REQUIREMENTS →
Below are the records; locate each line with the word "name" and copy it.

━━ SUPPLIED RECORDS ━━

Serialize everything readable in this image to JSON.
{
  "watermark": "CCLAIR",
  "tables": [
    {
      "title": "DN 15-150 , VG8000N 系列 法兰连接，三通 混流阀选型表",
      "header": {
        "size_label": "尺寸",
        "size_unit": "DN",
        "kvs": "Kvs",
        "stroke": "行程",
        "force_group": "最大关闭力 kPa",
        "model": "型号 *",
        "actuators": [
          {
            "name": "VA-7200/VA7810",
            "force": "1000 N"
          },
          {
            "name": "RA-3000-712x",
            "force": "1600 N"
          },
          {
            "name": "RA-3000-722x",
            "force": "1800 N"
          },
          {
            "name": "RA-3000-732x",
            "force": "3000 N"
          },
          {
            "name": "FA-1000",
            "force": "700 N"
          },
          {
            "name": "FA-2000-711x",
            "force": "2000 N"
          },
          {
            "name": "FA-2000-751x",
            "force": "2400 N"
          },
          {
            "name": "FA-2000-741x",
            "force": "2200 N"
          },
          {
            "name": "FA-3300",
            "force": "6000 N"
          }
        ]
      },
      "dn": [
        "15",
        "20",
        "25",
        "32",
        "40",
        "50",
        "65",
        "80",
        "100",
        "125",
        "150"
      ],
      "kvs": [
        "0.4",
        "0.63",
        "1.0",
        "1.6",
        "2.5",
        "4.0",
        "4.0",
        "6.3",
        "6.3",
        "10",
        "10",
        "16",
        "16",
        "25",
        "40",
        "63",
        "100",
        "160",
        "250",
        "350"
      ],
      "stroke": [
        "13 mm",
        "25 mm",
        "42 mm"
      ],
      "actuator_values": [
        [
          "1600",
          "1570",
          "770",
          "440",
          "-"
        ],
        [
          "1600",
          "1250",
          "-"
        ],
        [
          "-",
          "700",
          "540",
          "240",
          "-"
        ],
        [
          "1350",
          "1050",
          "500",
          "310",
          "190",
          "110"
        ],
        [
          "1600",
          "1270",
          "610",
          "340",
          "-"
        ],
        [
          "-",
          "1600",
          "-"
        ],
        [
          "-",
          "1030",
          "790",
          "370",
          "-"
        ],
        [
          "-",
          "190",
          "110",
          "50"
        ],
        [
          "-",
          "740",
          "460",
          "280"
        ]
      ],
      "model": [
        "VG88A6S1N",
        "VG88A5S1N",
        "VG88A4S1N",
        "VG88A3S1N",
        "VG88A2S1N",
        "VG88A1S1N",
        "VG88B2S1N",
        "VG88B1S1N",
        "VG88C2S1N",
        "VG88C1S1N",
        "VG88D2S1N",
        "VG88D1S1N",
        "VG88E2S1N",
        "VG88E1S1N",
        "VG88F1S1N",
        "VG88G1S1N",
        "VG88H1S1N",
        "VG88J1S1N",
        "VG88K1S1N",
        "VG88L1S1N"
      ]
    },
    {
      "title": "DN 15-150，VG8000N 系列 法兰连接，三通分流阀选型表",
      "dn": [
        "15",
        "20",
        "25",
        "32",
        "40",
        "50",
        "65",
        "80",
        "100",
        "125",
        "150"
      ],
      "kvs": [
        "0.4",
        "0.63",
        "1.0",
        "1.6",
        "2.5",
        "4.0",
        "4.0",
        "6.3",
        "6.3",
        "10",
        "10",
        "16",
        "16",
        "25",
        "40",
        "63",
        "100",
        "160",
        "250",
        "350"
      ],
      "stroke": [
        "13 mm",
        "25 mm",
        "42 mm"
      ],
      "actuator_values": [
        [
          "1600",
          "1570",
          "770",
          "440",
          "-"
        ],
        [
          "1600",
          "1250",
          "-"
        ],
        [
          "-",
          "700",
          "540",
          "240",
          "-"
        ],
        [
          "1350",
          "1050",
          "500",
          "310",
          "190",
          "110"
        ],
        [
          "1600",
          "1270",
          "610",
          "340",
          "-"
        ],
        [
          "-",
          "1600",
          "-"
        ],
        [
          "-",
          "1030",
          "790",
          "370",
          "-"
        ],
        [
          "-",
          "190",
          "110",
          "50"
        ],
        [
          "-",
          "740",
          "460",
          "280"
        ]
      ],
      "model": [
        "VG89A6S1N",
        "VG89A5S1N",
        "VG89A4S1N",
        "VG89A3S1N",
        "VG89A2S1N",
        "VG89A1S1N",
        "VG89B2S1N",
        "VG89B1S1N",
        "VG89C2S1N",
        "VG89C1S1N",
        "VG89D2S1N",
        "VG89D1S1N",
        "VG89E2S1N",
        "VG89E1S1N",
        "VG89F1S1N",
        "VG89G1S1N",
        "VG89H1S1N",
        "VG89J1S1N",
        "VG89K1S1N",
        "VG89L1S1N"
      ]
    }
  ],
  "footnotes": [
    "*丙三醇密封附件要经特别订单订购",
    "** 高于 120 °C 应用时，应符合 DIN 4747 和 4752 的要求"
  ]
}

━━━

ANSWER IN FULL →
            "name": "VA-7200/VA7810",
            "name": "RA-3000-712x",
            "name": "RA-3000-722x",
            "name": "RA-3000-732x",
            "name": "FA-1000",
            "name": "FA-2000-711x",
            "name": "FA-2000-751x",
            "name": "FA-2000-741x",
            "name": "FA-3300",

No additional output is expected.